Stated problem
Could you print all the entries exactly?

Records shown
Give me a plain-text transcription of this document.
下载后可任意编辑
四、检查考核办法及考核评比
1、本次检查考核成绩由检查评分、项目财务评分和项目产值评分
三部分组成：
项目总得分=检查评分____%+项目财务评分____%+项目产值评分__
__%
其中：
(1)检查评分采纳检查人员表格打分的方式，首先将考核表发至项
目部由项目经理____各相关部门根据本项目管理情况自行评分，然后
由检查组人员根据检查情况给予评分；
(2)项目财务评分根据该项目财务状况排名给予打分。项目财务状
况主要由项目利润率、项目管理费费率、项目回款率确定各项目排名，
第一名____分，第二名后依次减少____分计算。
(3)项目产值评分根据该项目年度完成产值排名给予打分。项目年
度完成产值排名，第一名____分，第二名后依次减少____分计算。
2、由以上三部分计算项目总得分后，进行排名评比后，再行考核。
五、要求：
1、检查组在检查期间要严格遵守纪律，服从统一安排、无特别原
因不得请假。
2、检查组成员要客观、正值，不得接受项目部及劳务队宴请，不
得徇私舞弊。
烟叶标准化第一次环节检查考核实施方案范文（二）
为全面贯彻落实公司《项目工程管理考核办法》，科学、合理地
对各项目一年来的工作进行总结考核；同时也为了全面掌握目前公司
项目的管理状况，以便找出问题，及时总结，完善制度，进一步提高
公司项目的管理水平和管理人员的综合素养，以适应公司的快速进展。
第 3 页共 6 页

Solution
Give me a plain-text transcription of this document.
下载后可任意编辑
四、检查考核办法及考核评比
1、本次检查考核成绩由检查评分、项目财务评分和项目产值评分
三部分组成：
项目总得分=检查评分____%+项目财务评分____%+项目产值评分__
__%
其中：
(1)检查评分采纳检查人员表格打分的方式，首先将考核表发至项
目部由项目经理____各相关部门根据本项目管理情况自行评分，然后
由检查组人员根据检查情况给予评分；
(2)项目财务评分根据该项目财务状况排名给予打分。项目财务状
况主要由项目利润率、项目管理费费率、项目回款率确定各项目排名，
第一名____分，第二名后依次减少____分计算。
(3)项目产值评分根据该项目年度完成产值排名给予打分。项目年
度完成产值排名，第一名____分，第二名后依次减少____分计算。
2、由以上三部分计算项目总得分后，进行排名评比后，再行考核。
五、要求：
1、检查组在检查期间要严格遵守纪律，服从统一安排、无特别原
因不得请假。
2、检查组成员要客观、正值，不得接受项目部及劳务队宴请，不
得徇私舞弊。
烟叶标准化第一次环节检查考核实施方案范文（二）
为全面贯彻落实公司《项目工程管理考核办法》，科学、合理地
对各项目一年来的工作进行总结考核；同时也为了全面掌握目前公司
项目的管理状况，以便找出问题，及时总结，完善制度，进一步提高
公司项目的管理水平和管理人员的综合素养，以适应公司的快速进展。
第 3 页共 6 页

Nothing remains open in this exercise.